Show all lines holding "Ownership".

***** Exercise inputs

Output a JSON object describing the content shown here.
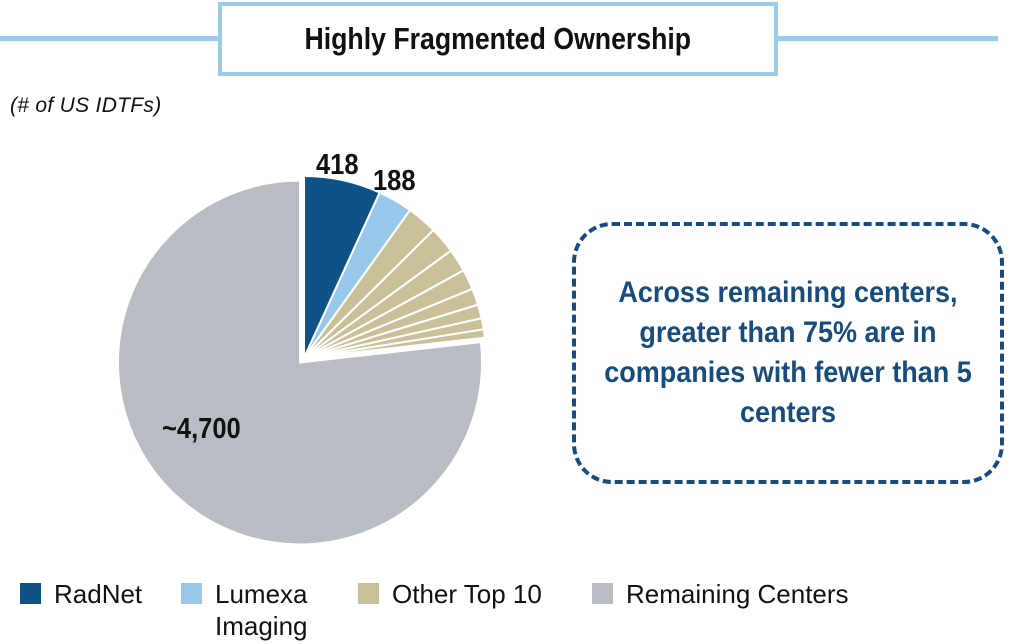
{
  "header": {
    "title": "Highly Fragmented Ownership"
  },
  "subtitle": "(# of US IDTFs)",
  "callout": {
    "text": "Across remaining centers, greater than 75% are in companies with fewer than 5 centers"
  },
  "legend": [
    {
      "label": "RadNet",
      "color": "#0f5286"
    },
    {
      "label": "Lumexa Imaging",
      "color": "#97c8ec"
    },
    {
      "label": "Other Top 10",
      "color": "#c9bf98"
    },
    {
      "label": "Remaining Centers",
      "color": "#b7bdc3"
    }
  ],
  "chart_data": {
    "type": "pie",
    "title": "Highly Fragmented Ownership",
    "subtitle": "(# of US IDTFs)",
    "unit": "# of US IDTFs",
    "slices": [
      {
        "label": "RadNet",
        "value": 418,
        "display": "418",
        "color": "#0f5286"
      },
      {
        "label": "Lumexa Imaging",
        "value": 188,
        "display": "188",
        "color": "#97c8ec"
      },
      {
        "label": "Other Top 10",
        "value": 165,
        "display": "",
        "color": "#c9bf98"
      },
      {
        "label": "Other Top 10",
        "value": 145,
        "display": "",
        "color": "#c9bf98"
      },
      {
        "label": "Other Top 10",
        "value": 125,
        "display": "",
        "color": "#c9bf98"
      },
      {
        "label": "Other Top 10",
        "value": 110,
        "display": "",
        "color": "#c9bf98"
      },
      {
        "label": "Other Top 10",
        "value": 90,
        "display": "",
        "color": "#c9bf98"
      },
      {
        "label": "Other Top 10",
        "value": 75,
        "display": "",
        "color": "#c9bf98"
      },
      {
        "label": "Other Top 10",
        "value": 60,
        "display": "",
        "color": "#c9bf98"
      },
      {
        "label": "Other Top 10",
        "value": 45,
        "display": "",
        "color": "#c9bf98"
      },
      {
        "label": "Remaining Centers",
        "value": 4700,
        "display": "~4,700",
        "color": "#b7bdc3"
      }
    ],
    "exploded_slice": "Remaining Centers",
    "legend_position": "bottom"
  }
}
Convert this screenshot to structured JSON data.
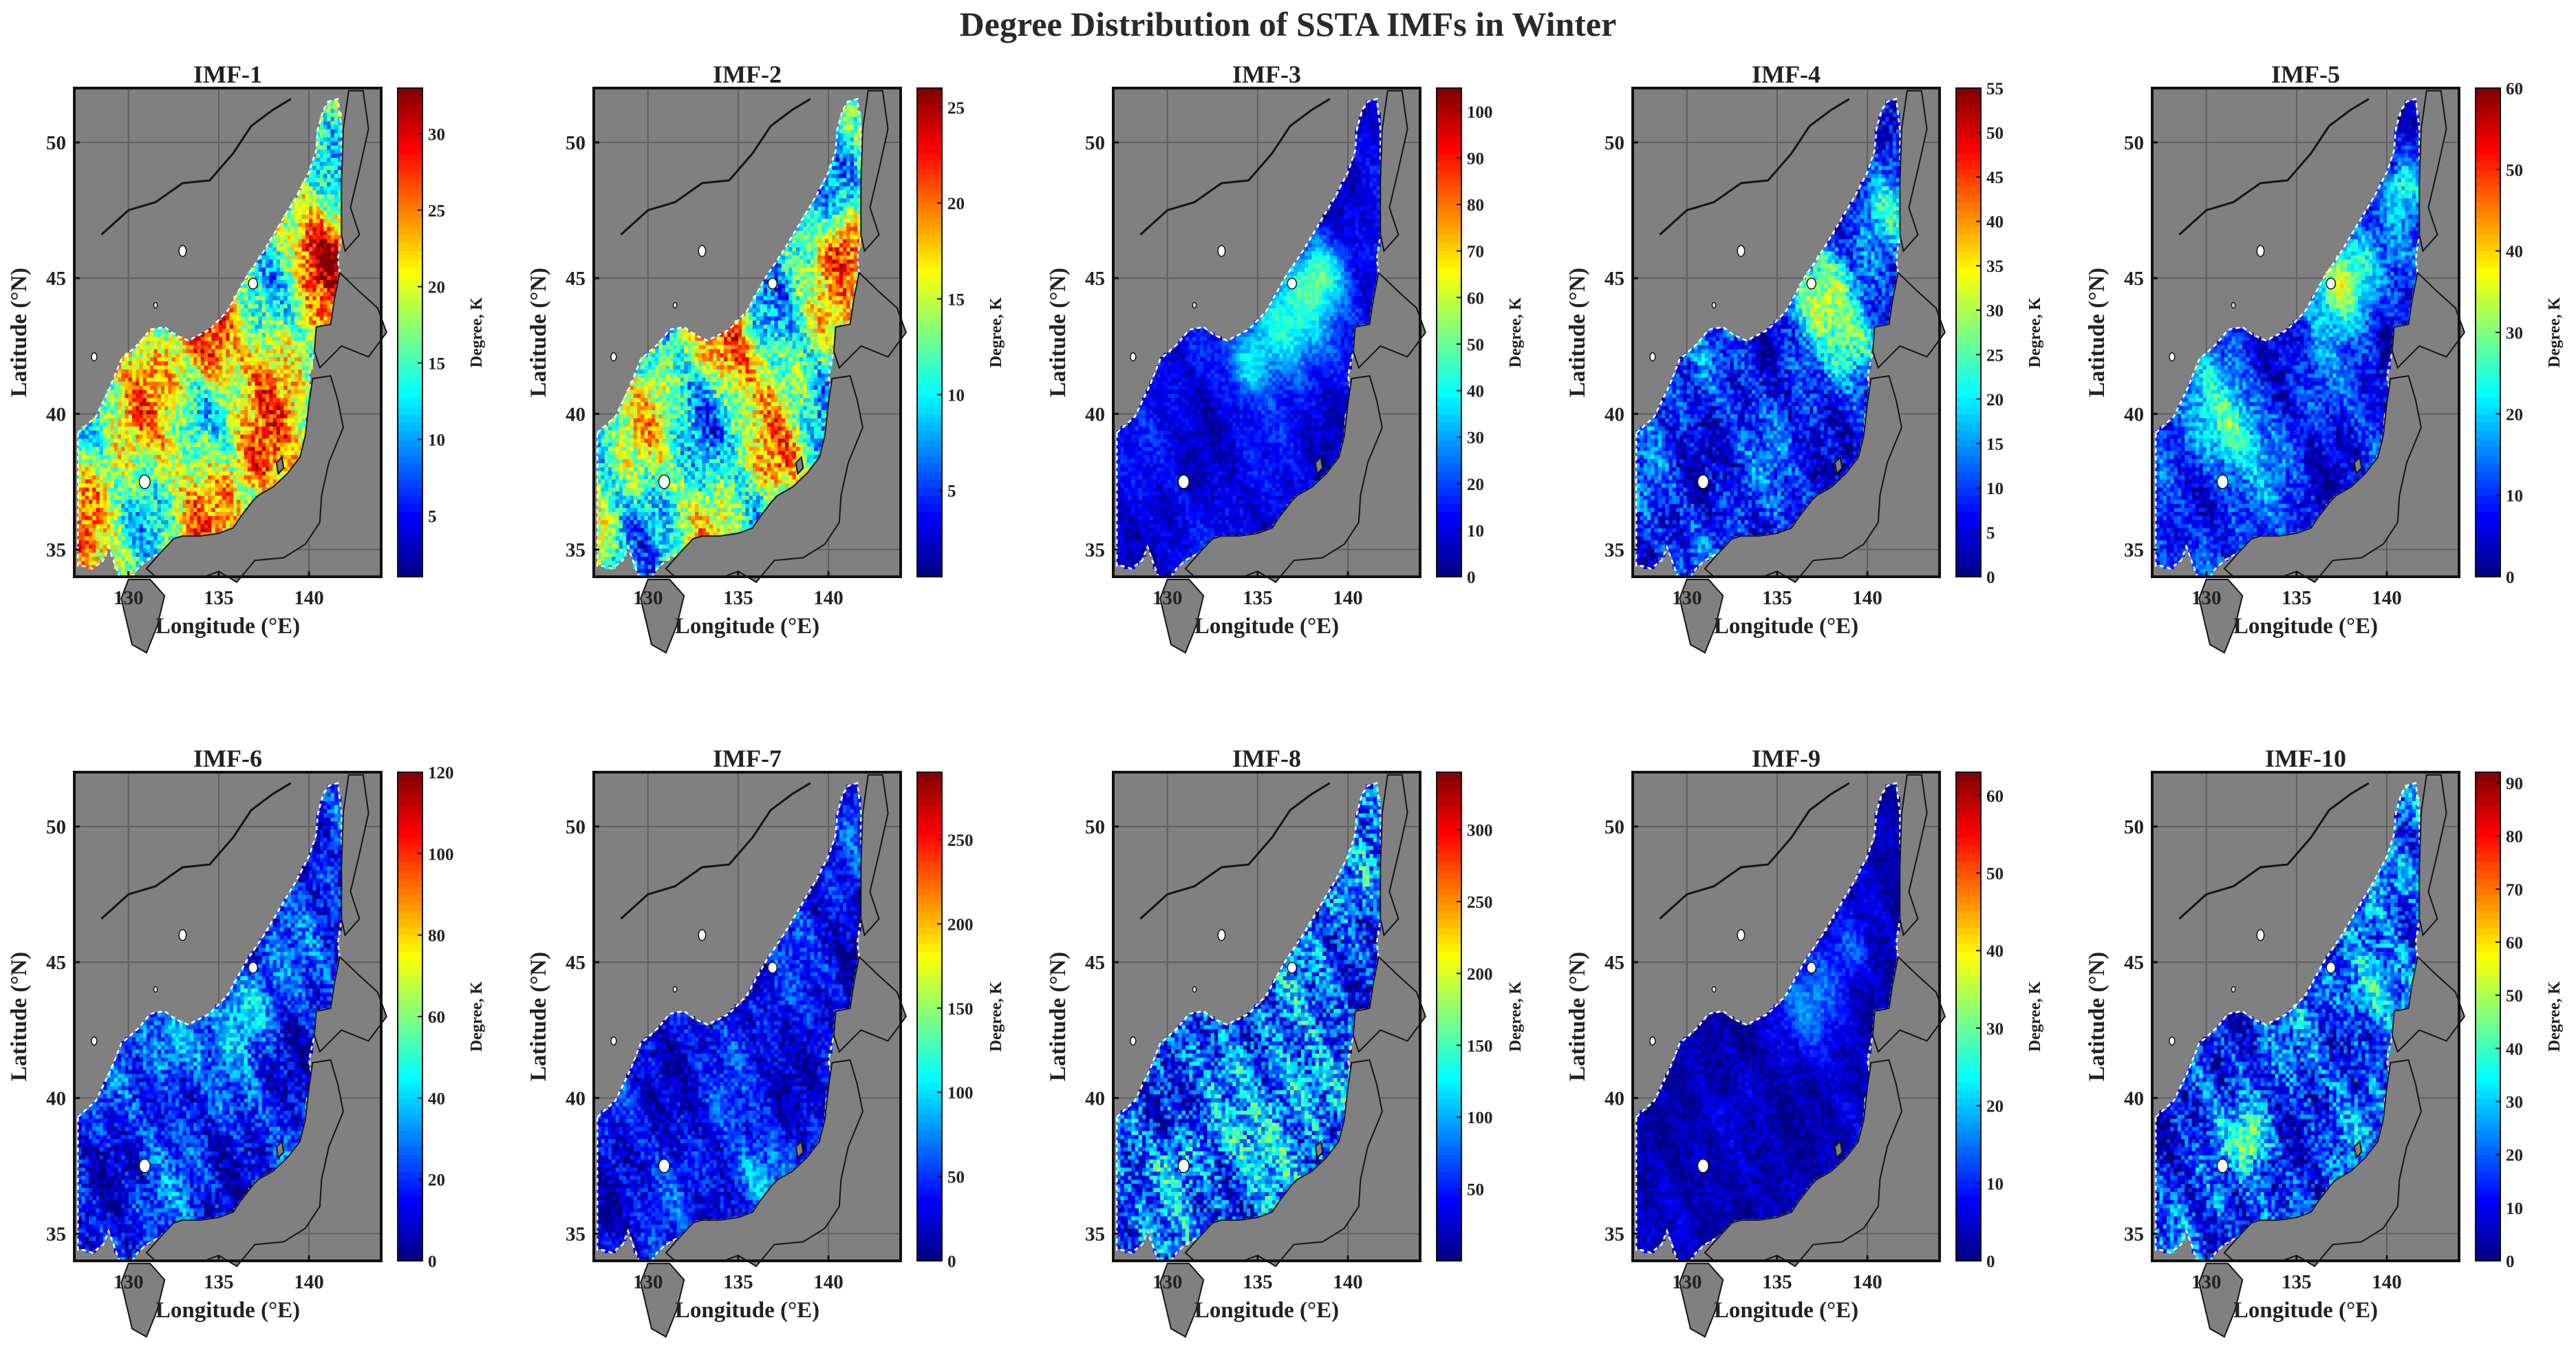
{
  "figure_title": "Degree Distribution of SSTA IMFs in Winter",
  "colors": {
    "land": "#808080",
    "frame": "#111111",
    "coast": "#151515",
    "jet": [
      "#00007f",
      "#0000ff",
      "#007fff",
      "#00ffff",
      "#7fff7f",
      "#ffff00",
      "#ff7f00",
      "#ff0000",
      "#7f0000"
    ]
  },
  "chart_data": [
    {
      "type": "heatmap",
      "title": "IMF-1",
      "xlabel": "Longitude (°E)",
      "ylabel": "Latitude (°N)",
      "colorbar_label": "Degree, K",
      "xlim": [
        127,
        144
      ],
      "ylim": [
        34,
        52
      ],
      "xticks": [
        130,
        135,
        140
      ],
      "yticks": [
        35,
        40,
        45,
        50
      ],
      "clim": [
        1,
        33
      ],
      "cticks": [
        5,
        10,
        15,
        20,
        25,
        30
      ],
      "base": 0.55,
      "spatial": 0.25,
      "noise": 0.15,
      "hotspots": [
        [
          134.5,
          42.2,
          0.3,
          1.6
        ],
        [
          140.5,
          46.0,
          0.3,
          1.4
        ],
        [
          137.5,
          38.0,
          0.25,
          1.5
        ]
      ]
    },
    {
      "type": "heatmap",
      "title": "IMF-2",
      "xlabel": "Longitude (°E)",
      "ylabel": "Latitude (°N)",
      "colorbar_label": "Degree, K",
      "xlim": [
        127,
        144
      ],
      "ylim": [
        34,
        52
      ],
      "xticks": [
        130,
        135,
        140
      ],
      "yticks": [
        35,
        40,
        45,
        50
      ],
      "clim": [
        0.5,
        26
      ],
      "cticks": [
        5,
        10,
        15,
        20,
        25
      ],
      "base": 0.45,
      "spatial": 0.25,
      "noise": 0.15,
      "hotspots": [
        [
          134.8,
          42.3,
          0.35,
          1.5
        ],
        [
          141.0,
          46.2,
          0.35,
          1.3
        ],
        [
          137.5,
          38.0,
          0.25,
          1.3
        ]
      ]
    },
    {
      "type": "heatmap",
      "title": "IMF-3",
      "xlabel": "Longitude (°E)",
      "ylabel": "Latitude (°N)",
      "colorbar_label": "Degree, K",
      "xlim": [
        127,
        144
      ],
      "ylim": [
        34,
        52
      ],
      "xticks": [
        130,
        135,
        140
      ],
      "yticks": [
        35,
        40,
        45,
        50
      ],
      "clim": [
        0,
        105
      ],
      "cticks": [
        0,
        10,
        20,
        30,
        40,
        50,
        60,
        70,
        80,
        90,
        100
      ],
      "base": 0.1,
      "spatial": 0.05,
      "noise": 0.06,
      "hotspots": [
        [
          136.5,
          43.5,
          0.35,
          2.0
        ],
        [
          138.5,
          45.2,
          0.3,
          1.3
        ],
        [
          134.5,
          41.8,
          0.2,
          1.2
        ]
      ]
    },
    {
      "type": "heatmap",
      "title": "IMF-4",
      "xlabel": "Longitude (°E)",
      "ylabel": "Latitude (°N)",
      "colorbar_label": "Degree, K",
      "xlim": [
        127,
        144
      ],
      "ylim": [
        34,
        52
      ],
      "xticks": [
        130,
        135,
        140
      ],
      "yticks": [
        35,
        40,
        45,
        50
      ],
      "clim": [
        0,
        55
      ],
      "cticks": [
        0,
        5,
        10,
        15,
        20,
        25,
        30,
        35,
        40,
        45,
        50,
        55
      ],
      "base": 0.15,
      "spatial": 0.1,
      "noise": 0.12,
      "hotspots": [
        [
          137.5,
          44.5,
          0.4,
          1.8
        ],
        [
          139.5,
          42.5,
          0.25,
          1.3
        ],
        [
          141.0,
          47.5,
          0.2,
          1.2
        ]
      ]
    },
    {
      "type": "heatmap",
      "title": "IMF-5",
      "xlabel": "Longitude (°E)",
      "ylabel": "Latitude (°N)",
      "colorbar_label": "Degree, K",
      "xlim": [
        127,
        144
      ],
      "ylim": [
        34,
        52
      ],
      "xticks": [
        130,
        135,
        140
      ],
      "yticks": [
        35,
        40,
        45,
        50
      ],
      "clim": [
        0,
        60
      ],
      "cticks": [
        0,
        10,
        20,
        30,
        40,
        50,
        60
      ],
      "base": 0.15,
      "spatial": 0.1,
      "noise": 0.1,
      "hotspots": [
        [
          137.5,
          45.0,
          0.45,
          1.6
        ],
        [
          131.0,
          39.5,
          0.3,
          2.0
        ],
        [
          141.0,
          48.5,
          0.25,
          1.0
        ]
      ]
    },
    {
      "type": "heatmap",
      "title": "IMF-6",
      "xlabel": "Longitude (°E)",
      "ylabel": "Latitude (°N)",
      "colorbar_label": "Degree, K",
      "xlim": [
        127,
        144
      ],
      "ylim": [
        34,
        52
      ],
      "xticks": [
        130,
        135,
        140
      ],
      "yticks": [
        35,
        40,
        45,
        50
      ],
      "clim": [
        0,
        120
      ],
      "cticks": [
        0,
        20,
        40,
        60,
        80,
        100,
        120
      ],
      "base": 0.15,
      "spatial": 0.1,
      "noise": 0.12,
      "hotspots": [
        [
          132.5,
          42.0,
          0.25,
          1.5
        ],
        [
          136.5,
          43.5,
          0.2,
          1.5
        ]
      ]
    },
    {
      "type": "heatmap",
      "title": "IMF-7",
      "xlabel": "Longitude (°E)",
      "ylabel": "Latitude (°N)",
      "colorbar_label": "Degree, K",
      "xlim": [
        127,
        144
      ],
      "ylim": [
        34,
        52
      ],
      "xticks": [
        130,
        135,
        140
      ],
      "yticks": [
        35,
        40,
        45,
        50
      ],
      "clim": [
        0,
        290
      ],
      "cticks": [
        0,
        50,
        100,
        150,
        200,
        250
      ],
      "base": 0.12,
      "spatial": 0.08,
      "noise": 0.1,
      "hotspots": [
        [
          136.0,
          37.0,
          0.2,
          1.5
        ]
      ]
    },
    {
      "type": "heatmap",
      "title": "IMF-8",
      "xlabel": "Longitude (°E)",
      "ylabel": "Latitude (°N)",
      "colorbar_label": "Degree, K",
      "xlim": [
        127,
        144
      ],
      "ylim": [
        34,
        52
      ],
      "xticks": [
        130,
        135,
        140
      ],
      "yticks": [
        35,
        40,
        45,
        50
      ],
      "clim": [
        0,
        340
      ],
      "cticks": [
        50,
        100,
        150,
        200,
        250,
        300
      ],
      "base": 0.2,
      "spatial": 0.1,
      "noise": 0.18,
      "hotspots": [
        [
          135.5,
          38.0,
          0.2,
          1.8
        ],
        [
          137.5,
          40.5,
          0.2,
          1.5
        ],
        [
          130.5,
          37.5,
          0.15,
          1.2
        ]
      ]
    },
    {
      "type": "heatmap",
      "title": "IMF-9",
      "xlabel": "Longitude (°E)",
      "ylabel": "Latitude (°N)",
      "colorbar_label": "Degree, K",
      "xlim": [
        127,
        144
      ],
      "ylim": [
        34,
        52
      ],
      "xticks": [
        130,
        135,
        140
      ],
      "yticks": [
        35,
        40,
        45,
        50
      ],
      "clim": [
        0,
        63
      ],
      "cticks": [
        0,
        10,
        20,
        30,
        40,
        50,
        60
      ],
      "base": 0.05,
      "spatial": 0.03,
      "noise": 0.06,
      "hotspots": [
        [
          137.0,
          43.5,
          0.2,
          1.8
        ],
        [
          139.0,
          45.5,
          0.15,
          1.2
        ]
      ]
    },
    {
      "type": "heatmap",
      "title": "IMF-10",
      "xlabel": "Longitude (°E)",
      "ylabel": "Latitude (°N)",
      "colorbar_label": "Degree, K",
      "xlim": [
        127,
        144
      ],
      "ylim": [
        34,
        52
      ],
      "xticks": [
        130,
        135,
        140
      ],
      "yticks": [
        35,
        40,
        45,
        50
      ],
      "clim": [
        0,
        92
      ],
      "cticks": [
        0,
        10,
        20,
        30,
        40,
        50,
        60,
        70,
        80,
        90
      ],
      "base": 0.18,
      "spatial": 0.1,
      "noise": 0.15,
      "hotspots": [
        [
          132.5,
          38.5,
          0.3,
          1.0
        ],
        [
          139.0,
          44.0,
          0.25,
          1.4
        ],
        [
          141.0,
          48.0,
          0.15,
          1.2
        ]
      ]
    }
  ]
}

**********

**Task response**
    "title": "Highly Fragmented Ownership"
    "title": "Highly Fragmented Ownership",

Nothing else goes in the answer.